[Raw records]
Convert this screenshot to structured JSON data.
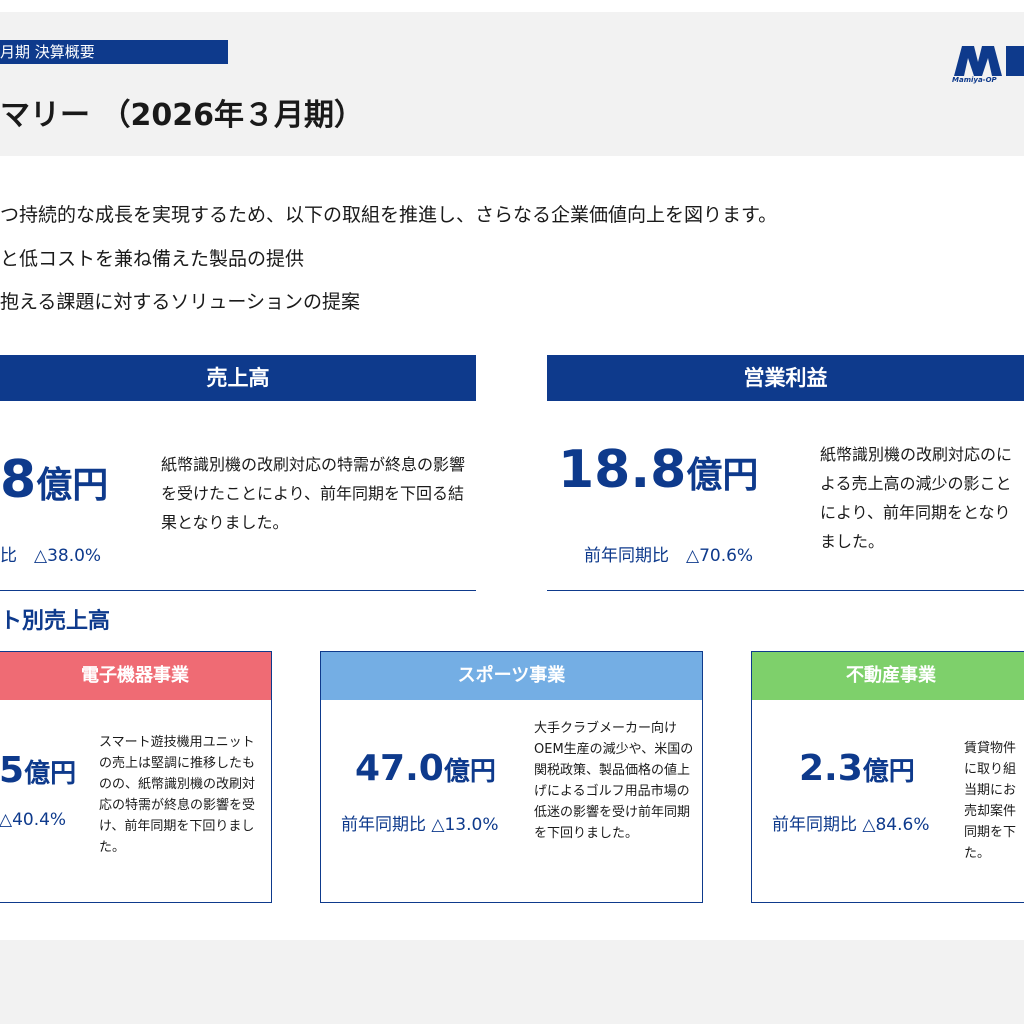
{
  "header": {
    "subtitle": "月期 決算概要",
    "title": "マリー （2026年３月期）",
    "logo_text": "Mamiya-OP"
  },
  "intro": {
    "lead": "つ持続的な成長を実現するため、以下の取組を推進し、さらなる企業価値向上を図ります。",
    "bullets": [
      "と低コストを兼ね備えた製品の提供",
      "抱える課題に対するソリューションの提案"
    ]
  },
  "kpis": {
    "sales": {
      "label": "売上高",
      "value": "8",
      "unit": "億円",
      "yoy": "比　△38.0%",
      "desc": "紙幣識別機の改刷対応の特需が終息の影響を受けたことにより、前年同期を下回る結果となりました。"
    },
    "operating_profit": {
      "label": "営業利益",
      "value": "18.8",
      "unit": "億円",
      "yoy": "前年同期比　△70.6%",
      "desc": "紙幣識別機の改刷対応のによる売上高の減少の影ことにより、前年同期をとなりました。"
    }
  },
  "segments_title": "ト別売上高",
  "segments": [
    {
      "label": "電子機器事業",
      "value": "5",
      "unit": "億円",
      "yoy": "△40.4%",
      "desc": "スマート遊技機用ユニットの売上は堅調に推移したものの、紙幣識別機の改刷対応の特需が終息の影響を受け、前年同期を下回りました。",
      "color": "#ef6b74"
    },
    {
      "label": "スポーツ事業",
      "value": "47.0",
      "unit": "億円",
      "yoy": "前年同期比 △13.0%",
      "desc": "大手クラブメーカー向けOEM生産の減少や、米国の関税政策、製品価格の値上げによるゴルフ用品市場の低迷の影響を受け前年同期を下回りました。",
      "color": "#74aee4"
    },
    {
      "label": "不動産事業",
      "value": "2.3",
      "unit": "億円",
      "yoy": "前年同期比 △84.6%",
      "desc": "賃貸物件に取り組当期にお売却案件同期を下た。",
      "color": "#7ed06b"
    }
  ],
  "colors": {
    "brand": "#0e3a8c",
    "panel_bg": "#f2f2f2"
  }
}
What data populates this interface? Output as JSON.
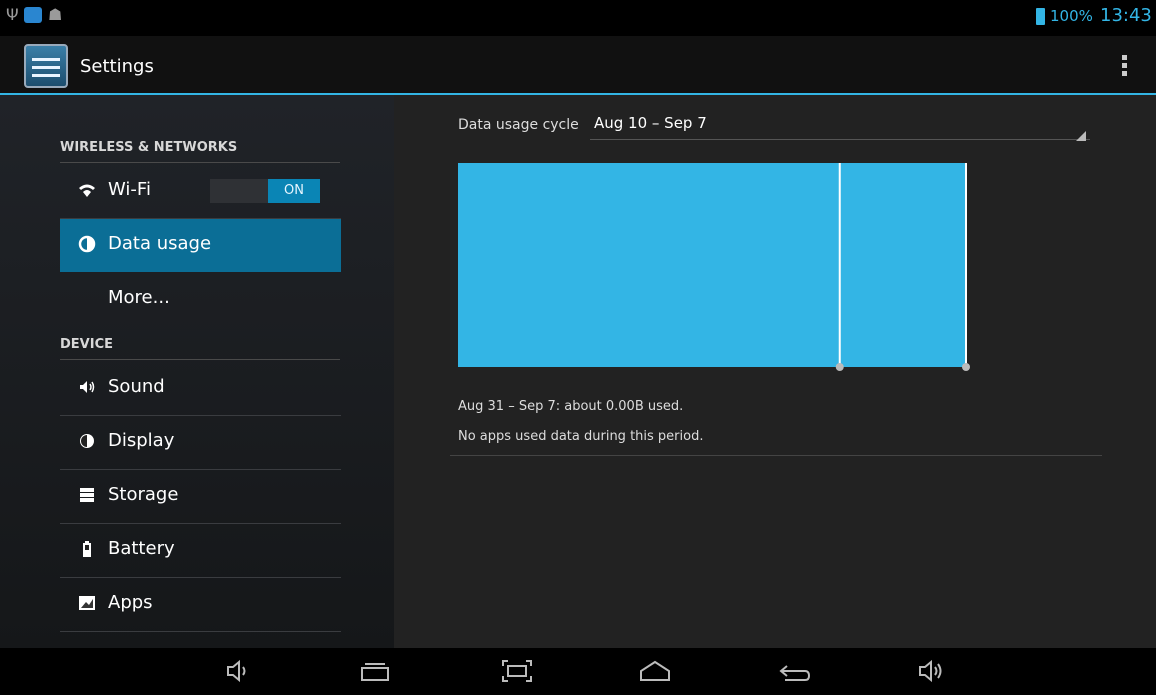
{
  "status_bar": {
    "battery": "100%",
    "time": "13:43",
    "icons": [
      "usb-icon",
      "mail-icon",
      "android-icon",
      "battery-icon"
    ]
  },
  "action_bar": {
    "title": "Settings",
    "icons": [
      "settings-app-icon",
      "overflow-menu-icon"
    ]
  },
  "sidebar": {
    "section_wireless": "WIRELESS & NETWORKS",
    "section_device": "DEVICE",
    "items": [
      {
        "label": "Wi-Fi",
        "icon": "wifi-icon",
        "toggle": "ON"
      },
      {
        "label": "Data usage",
        "icon": "data-usage-icon",
        "selected": true
      },
      {
        "label": "More...",
        "icon": ""
      },
      {
        "label": "Sound",
        "icon": "sound-icon"
      },
      {
        "label": "Display",
        "icon": "display-icon"
      },
      {
        "label": "Storage",
        "icon": "storage-icon"
      },
      {
        "label": "Battery",
        "icon": "battery-settings-icon"
      },
      {
        "label": "Apps",
        "icon": "apps-icon"
      }
    ]
  },
  "data_usage": {
    "cycle_label": "Data usage cycle",
    "cycle_value": "Aug 10 – Sep 7",
    "summary": "Aug 31 – Sep 7: about 0.00B used.",
    "no_apps": "No apps used data during this period."
  },
  "chart_data": {
    "type": "area",
    "period_start": "Aug 10",
    "period_end": "Sep 7",
    "selection_start": "Aug 31",
    "selection_end": "Sep 7",
    "usage_bytes": 0,
    "colors": {
      "fill": "#33b5e5",
      "marker": "#ffffff"
    }
  },
  "navbar": {
    "icons": [
      "volume-down-icon",
      "recent-apps-icon",
      "screenshot-icon",
      "home-icon",
      "back-icon",
      "volume-up-icon"
    ]
  },
  "colors": {
    "accent": "#33b5e5",
    "selected": "#0b6e96"
  }
}
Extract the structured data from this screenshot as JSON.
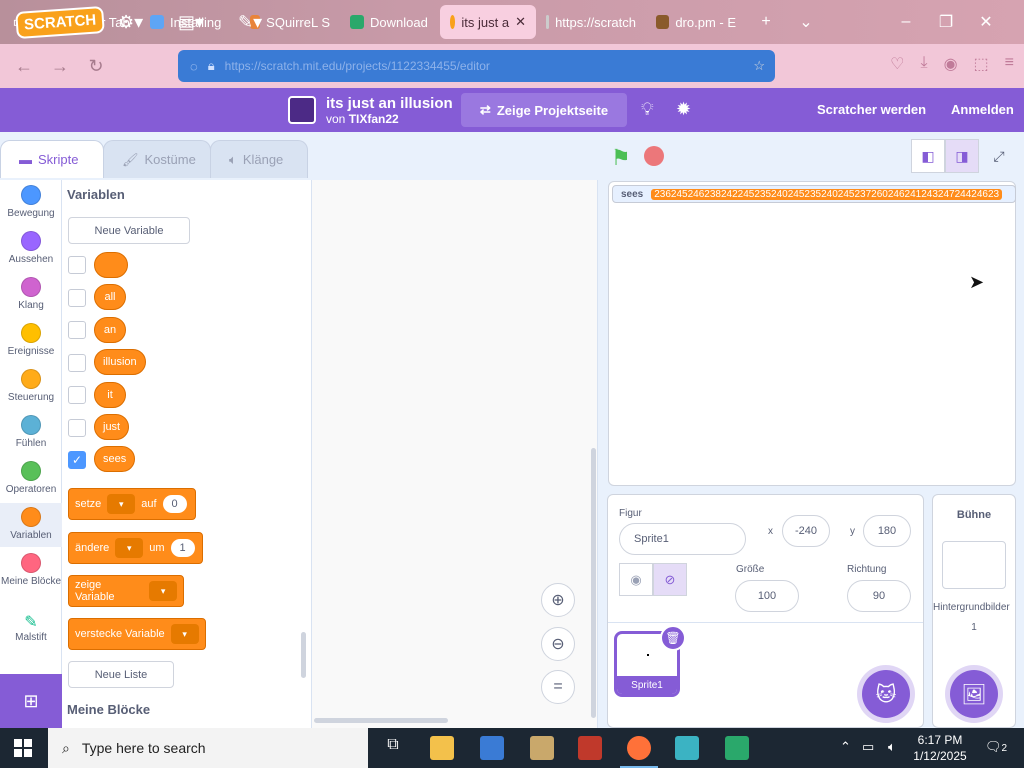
{
  "browser": {
    "tabs": [
      {
        "title": "Neuer Tab",
        "color": "#ff7139"
      },
      {
        "title": "Installing",
        "color": "#5ea5f5"
      },
      {
        "title": "SQuirreL S",
        "color": "#e8843a"
      },
      {
        "title": "Download",
        "color": "#2aa86b"
      },
      {
        "title": "its just a",
        "color": "#f9a11b",
        "active": true
      },
      {
        "title": "https://scratch",
        "color": "#cccccc"
      },
      {
        "title": "dro.pm - E",
        "color": "#8a5a2b"
      }
    ],
    "tab_close": "✕",
    "new_tab": "+",
    "url": "https://scratch.mit.edu/projects/1122334455/editor",
    "colors": {
      "tabbar": "#c89aa8",
      "urlbar": "#3a7bd5"
    }
  },
  "scratch": {
    "logo": "SCRATCH",
    "project_title": "its just an illusion",
    "author_prefix": "von",
    "author": "TIXfan22",
    "see_project": "Zeige Projektseite",
    "join": "Scratcher werden",
    "login": "Anmelden",
    "colors": {
      "menu": "#855cd6",
      "variables": "#ff8c1a"
    }
  },
  "tabs": {
    "code": "Skripte",
    "costumes": "Kostüme",
    "sounds": "Klänge"
  },
  "categories": [
    {
      "label": "Bewegung",
      "color": "#4c97ff"
    },
    {
      "label": "Aussehen",
      "color": "#9966ff"
    },
    {
      "label": "Klang",
      "color": "#cf63cf"
    },
    {
      "label": "Ereignisse",
      "color": "#ffbf00"
    },
    {
      "label": "Steuerung",
      "color": "#ffab19"
    },
    {
      "label": "Fühlen",
      "color": "#5cb1d6"
    },
    {
      "label": "Operatoren",
      "color": "#59c059"
    },
    {
      "label": "Variablen",
      "color": "#ff8c1a"
    },
    {
      "label": "Meine Blöcke",
      "color": "#ff6680"
    },
    {
      "label": "Malstift",
      "color": "#0fbd8c"
    }
  ],
  "palette": {
    "heading": "Variablen",
    "new_variable": "Neue Variable",
    "variables": [
      {
        "name": "",
        "checked": false
      },
      {
        "name": "all",
        "checked": false
      },
      {
        "name": "an",
        "checked": false
      },
      {
        "name": "illusion",
        "checked": false
      },
      {
        "name": "it",
        "checked": false
      },
      {
        "name": "just",
        "checked": false
      },
      {
        "name": "sees",
        "checked": true
      }
    ],
    "set_block": {
      "label": "setze",
      "to": "auf",
      "value": "0"
    },
    "change_block": {
      "label": "ändere",
      "by": "um",
      "value": "1"
    },
    "show_block": "zeige Variable",
    "hide_block": "verstecke Variable",
    "new_list": "Neue Liste",
    "my_blocks": "Meine Blöcke"
  },
  "stage": {
    "monitor_label": "sees",
    "monitor_value": "23624524623824224523524024523524024523726024624124324724424623"
  },
  "sprite_info": {
    "sprite_label": "Figur",
    "sprite_name": "Sprite1",
    "x_label": "x",
    "x_value": "-240",
    "y_label": "y",
    "y_value": "180",
    "size_label": "Größe",
    "size_value": "100",
    "direction_label": "Richtung",
    "direction_value": "90"
  },
  "sprites": [
    {
      "name": "Sprite1"
    }
  ],
  "stage_target": {
    "title": "Bühne",
    "backdrops_label": "Hintergrundbilder",
    "backdrops_count": "1"
  },
  "taskbar": {
    "search_placeholder": "Type here to search",
    "time": "6:17 PM",
    "date": "1/12/2025",
    "notification_count": "2"
  }
}
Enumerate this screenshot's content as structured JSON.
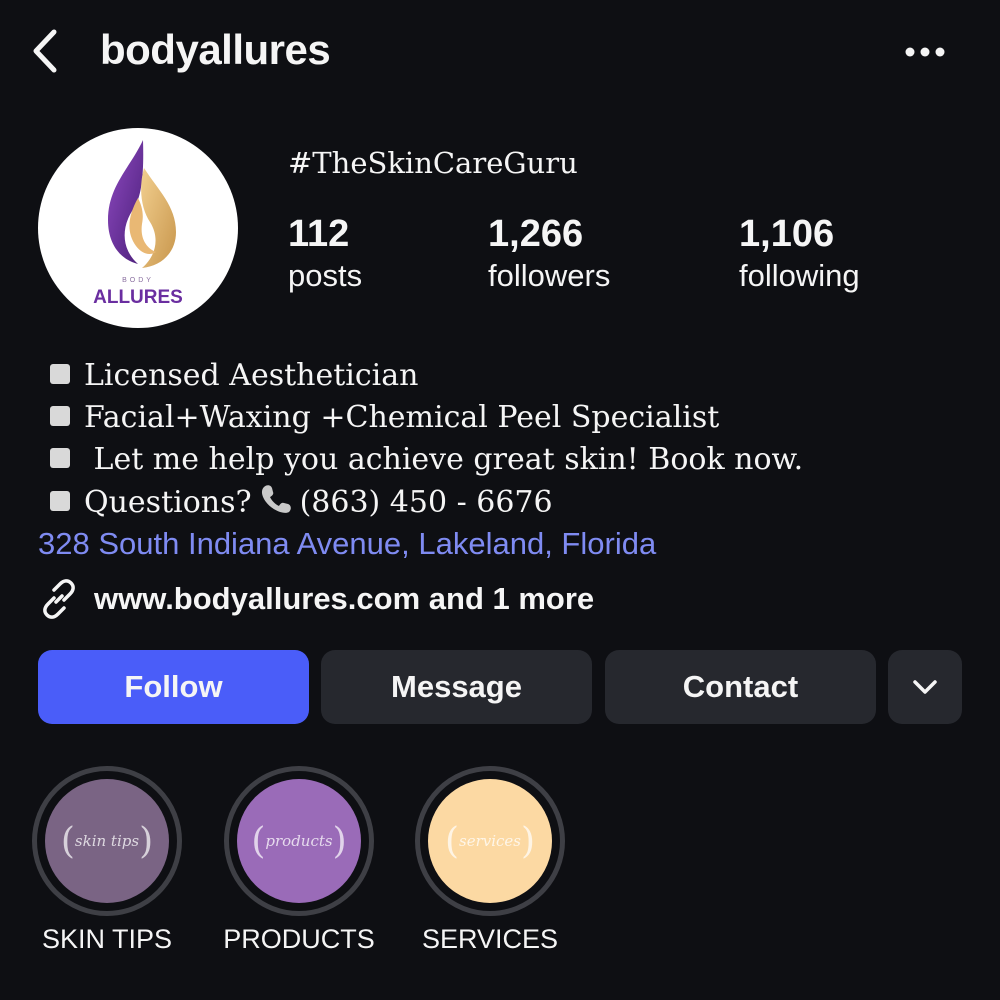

* Written exercise *
Extract the full listing exactly, with the pictures left out.

* Full answer *
Convert this screenshot to structured JSON data.
{
  "header": {
    "subtitle": "月期 決算概要",
    "title": "マリー （2026年３月期）",
    "logo_text": "Mamiya-OP"
  },
  "intro": {
    "lead": "つ持続的な成長を実現するため、以下の取組を推進し、さらなる企業価値向上を図ります。",
    "bullets": [
      "と低コストを兼ね備えた製品の提供",
      "抱える課題に対するソリューションの提案"
    ]
  },
  "kpis": {
    "sales": {
      "label": "売上高",
      "value": "8",
      "unit": "億円",
      "yoy": "比　△38.0%",
      "desc": "紙幣識別機の改刷対応の特需が終息の影響を受けたことにより、前年同期を下回る結果となりました。"
    },
    "operating_profit": {
      "label": "営業利益",
      "value": "18.8",
      "unit": "億円",
      "yoy": "前年同期比　△70.6%",
      "desc": "紙幣識別機の改刷対応のによる売上高の減少の影ことにより、前年同期をとなりました。"
    }
  },
  "segments_title": "ト別売上高",
  "segments": [
    {
      "label": "電子機器事業",
      "value": "5",
      "unit": "億円",
      "yoy": "△40.4%",
      "desc": "スマート遊技機用ユニットの売上は堅調に推移したものの、紙幣識別機の改刷対応の特需が終息の影響を受け、前年同期を下回りました。",
      "color": "#ef6b74"
    },
    {
      "label": "スポーツ事業",
      "value": "47.0",
      "unit": "億円",
      "yoy": "前年同期比 △13.0%",
      "desc": "大手クラブメーカー向けOEM生産の減少や、米国の関税政策、製品価格の値上げによるゴルフ用品市場の低迷の影響を受け前年同期を下回りました。",
      "color": "#74aee4"
    },
    {
      "label": "不動産事業",
      "value": "2.3",
      "unit": "億円",
      "yoy": "前年同期比 △84.6%",
      "desc": "賃貸物件に取り組当期にお売却案件同期を下た。",
      "color": "#7ed06b"
    }
  ],
  "colors": {
    "brand": "#0e3a8c",
    "panel_bg": "#f2f2f2"
  }
}
What data populates this interface? Output as JSON.
{
  "status_bar": {
    "battery": "100%",
    "time": "13:43",
    "icons": [
      "usb-icon",
      "mail-icon",
      "android-icon",
      "battery-icon"
    ]
  },
  "action_bar": {
    "title": "Settings",
    "icons": [
      "settings-app-icon",
      "overflow-menu-icon"
    ]
  },
  "sidebar": {
    "section_wireless": "WIRELESS & NETWORKS",
    "section_device": "DEVICE",
    "items": [
      {
        "label": "Wi-Fi",
        "icon": "wifi-icon",
        "toggle": "ON"
      },
      {
        "label": "Data usage",
        "icon": "data-usage-icon",
        "selected": true
      },
      {
        "label": "More...",
        "icon": ""
      },
      {
        "label": "Sound",
        "icon": "sound-icon"
      },
      {
        "label": "Display",
        "icon": "display-icon"
      },
      {
        "label": "Storage",
        "icon": "storage-icon"
      },
      {
        "label": "Battery",
        "icon": "battery-settings-icon"
      },
      {
        "label": "Apps",
        "icon": "apps-icon"
      }
    ]
  },
  "data_usage": {
    "cycle_label": "Data usage cycle",
    "cycle_value": "Aug 10 – Sep 7",
    "summary": "Aug 31 – Sep 7: about 0.00B used.",
    "no_apps": "No apps used data during this period."
  },
  "chart_data": {
    "type": "area",
    "period_start": "Aug 10",
    "period_end": "Sep 7",
    "selection_start": "Aug 31",
    "selection_end": "Sep 7",
    "usage_bytes": 0,
    "colors": {
      "fill": "#33b5e5",
      "marker": "#ffffff"
    }
  },
  "navbar": {
    "icons": [
      "volume-down-icon",
      "recent-apps-icon",
      "screenshot-icon",
      "home-icon",
      "back-icon",
      "volume-up-icon"
    ]
  },
  "colors": {
    "accent": "#33b5e5",
    "selected": "#0b6e96"
  }
}
Extract the structured data from this screenshot as JSON.
{
  "browser": {
    "tabs": [
      {
        "title": "Neuer Tab",
        "color": "#ff7139"
      },
      {
        "title": "Installing",
        "color": "#5ea5f5"
      },
      {
        "title": "SQuirreL S",
        "color": "#e8843a"
      },
      {
        "title": "Download",
        "color": "#2aa86b"
      },
      {
        "title": "its just a",
        "color": "#f9a11b",
        "active": true
      },
      {
        "title": "https://scratch",
        "color": "#cccccc"
      },
      {
        "title": "dro.pm - E",
        "color": "#8a5a2b"
      }
    ],
    "tab_close": "✕",
    "new_tab": "+",
    "url": "https://scratch.mit.edu/projects/1122334455/editor",
    "colors": {
      "tabbar": "#c89aa8",
      "urlbar": "#3a7bd5"
    }
  },
  "scratch": {
    "logo": "SCRATCH",
    "project_title": "its just an illusion",
    "author_prefix": "von",
    "author": "TIXfan22",
    "see_project": "Zeige Projektseite",
    "join": "Scratcher werden",
    "login": "Anmelden",
    "colors": {
      "menu": "#855cd6",
      "variables": "#ff8c1a"
    }
  },
  "tabs": {
    "code": "Skripte",
    "costumes": "Kostüme",
    "sounds": "Klänge"
  },
  "categories": [
    {
      "label": "Bewegung",
      "color": "#4c97ff"
    },
    {
      "label": "Aussehen",
      "color": "#9966ff"
    },
    {
      "label": "Klang",
      "color": "#cf63cf"
    },
    {
      "label": "Ereignisse",
      "color": "#ffbf00"
    },
    {
      "label": "Steuerung",
      "color": "#ffab19"
    },
    {
      "label": "Fühlen",
      "color": "#5cb1d6"
    },
    {
      "label": "Operatoren",
      "color": "#59c059"
    },
    {
      "label": "Variablen",
      "color": "#ff8c1a"
    },
    {
      "label": "Meine Blöcke",
      "color": "#ff6680"
    },
    {
      "label": "Malstift",
      "color": "#0fbd8c"
    }
  ],
  "palette": {
    "heading": "Variablen",
    "new_variable": "Neue Variable",
    "variables": [
      {
        "name": "",
        "checked": false
      },
      {
        "name": "all",
        "checked": false
      },
      {
        "name": "an",
        "checked": false
      },
      {
        "name": "illusion",
        "checked": false
      },
      {
        "name": "it",
        "checked": false
      },
      {
        "name": "just",
        "checked": false
      },
      {
        "name": "sees",
        "checked": true
      }
    ],
    "set_block": {
      "label": "setze",
      "to": "auf",
      "value": "0"
    },
    "change_block": {
      "label": "ändere",
      "by": "um",
      "value": "1"
    },
    "show_block": "zeige Variable",
    "hide_block": "verstecke Variable",
    "new_list": "Neue Liste",
    "my_blocks": "Meine Blöcke"
  },
  "stage": {
    "monitor_label": "sees",
    "monitor_value": "23624524623824224523524024523524024523726024624124324724424623"
  },
  "sprite_info": {
    "sprite_label": "Figur",
    "sprite_name": "Sprite1",
    "x_label": "x",
    "x_value": "-240",
    "y_label": "y",
    "y_value": "180",
    "size_label": "Größe",
    "size_value": "100",
    "direction_label": "Richtung",
    "direction_value": "90"
  },
  "sprites": [
    {
      "name": "Sprite1"
    }
  ],
  "stage_target": {
    "title": "Bühne",
    "backdrops_label": "Hintergrundbilder",
    "backdrops_count": "1"
  },
  "taskbar": {
    "search_placeholder": "Type here to search",
    "time": "6:17 PM",
    "date": "1/12/2025",
    "notification_count": "2"
  }
}
Enumerate this screenshot's content as structured JSON.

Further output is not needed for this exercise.